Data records
----------------

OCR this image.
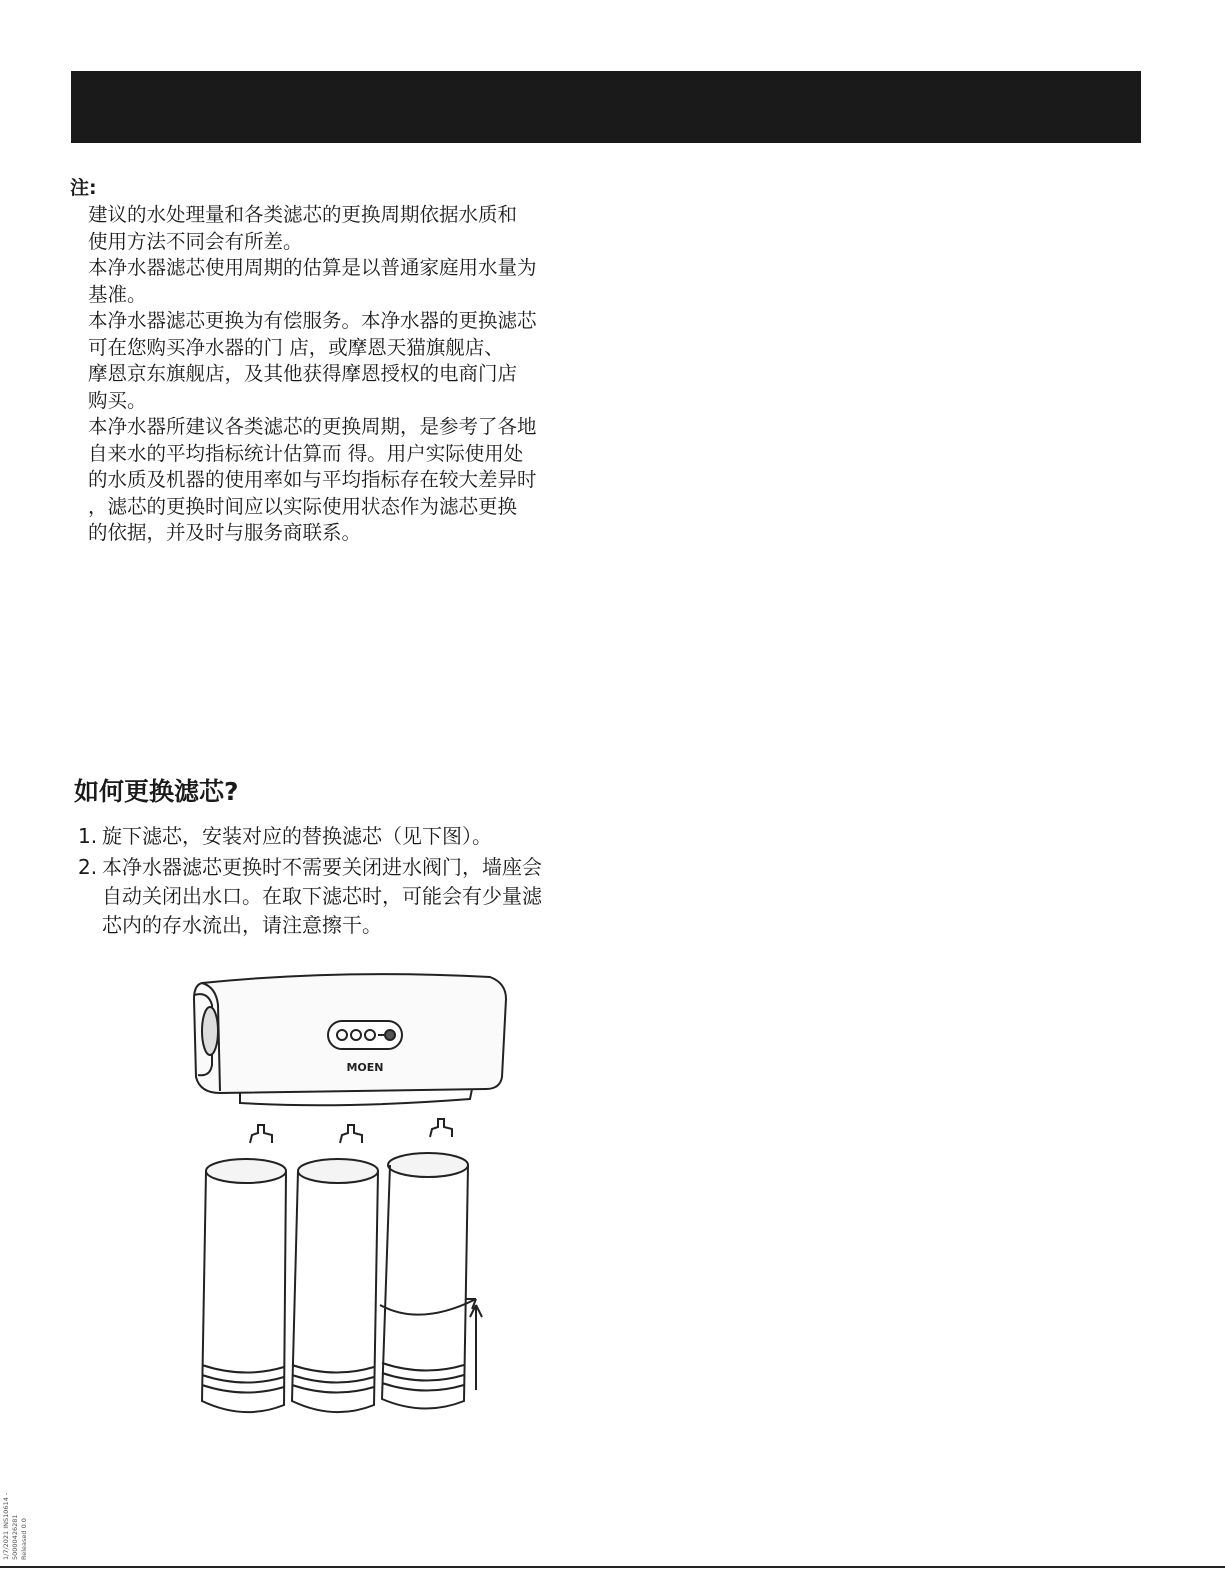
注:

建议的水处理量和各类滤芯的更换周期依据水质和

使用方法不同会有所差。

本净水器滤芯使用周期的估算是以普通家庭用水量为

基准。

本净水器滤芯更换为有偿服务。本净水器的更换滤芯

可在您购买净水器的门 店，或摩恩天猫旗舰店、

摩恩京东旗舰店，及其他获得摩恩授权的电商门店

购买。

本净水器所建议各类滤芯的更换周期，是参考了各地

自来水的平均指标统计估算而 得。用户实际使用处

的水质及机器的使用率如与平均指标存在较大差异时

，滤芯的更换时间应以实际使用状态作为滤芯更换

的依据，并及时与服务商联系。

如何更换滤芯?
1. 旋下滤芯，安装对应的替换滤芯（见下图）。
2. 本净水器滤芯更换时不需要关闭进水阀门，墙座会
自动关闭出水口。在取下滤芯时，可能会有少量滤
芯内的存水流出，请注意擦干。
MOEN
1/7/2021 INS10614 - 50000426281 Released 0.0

----------------

| Task prompt |
All the lines above are to be reproduced exactly, except the pictures.

| Expected answer |
OCR this image.
注:

建议的水处理量和各类滤芯的更换周期依据水质和

使用方法不同会有所差。

本净水器滤芯使用周期的估算是以普通家庭用水量为

基准。

本净水器滤芯更换为有偿服务。本净水器的更换滤芯

可在您购买净水器的门 店，或摩恩天猫旗舰店、

摩恩京东旗舰店，及其他获得摩恩授权的电商门店

购买。

本净水器所建议各类滤芯的更换周期，是参考了各地

自来水的平均指标统计估算而 得。用户实际使用处

的水质及机器的使用率如与平均指标存在较大差异时

，滤芯的更换时间应以实际使用状态作为滤芯更换

的依据，并及时与服务商联系。

如何更换滤芯?
1. 旋下滤芯，安装对应的替换滤芯（见下图）。
2. 本净水器滤芯更换时不需要关闭进水阀门，墙座会
自动关闭出水口。在取下滤芯时，可能会有少量滤
芯内的存水流出，请注意擦干。
MOEN
1/7/2021 INS10614 - 50000426281 Released 0.0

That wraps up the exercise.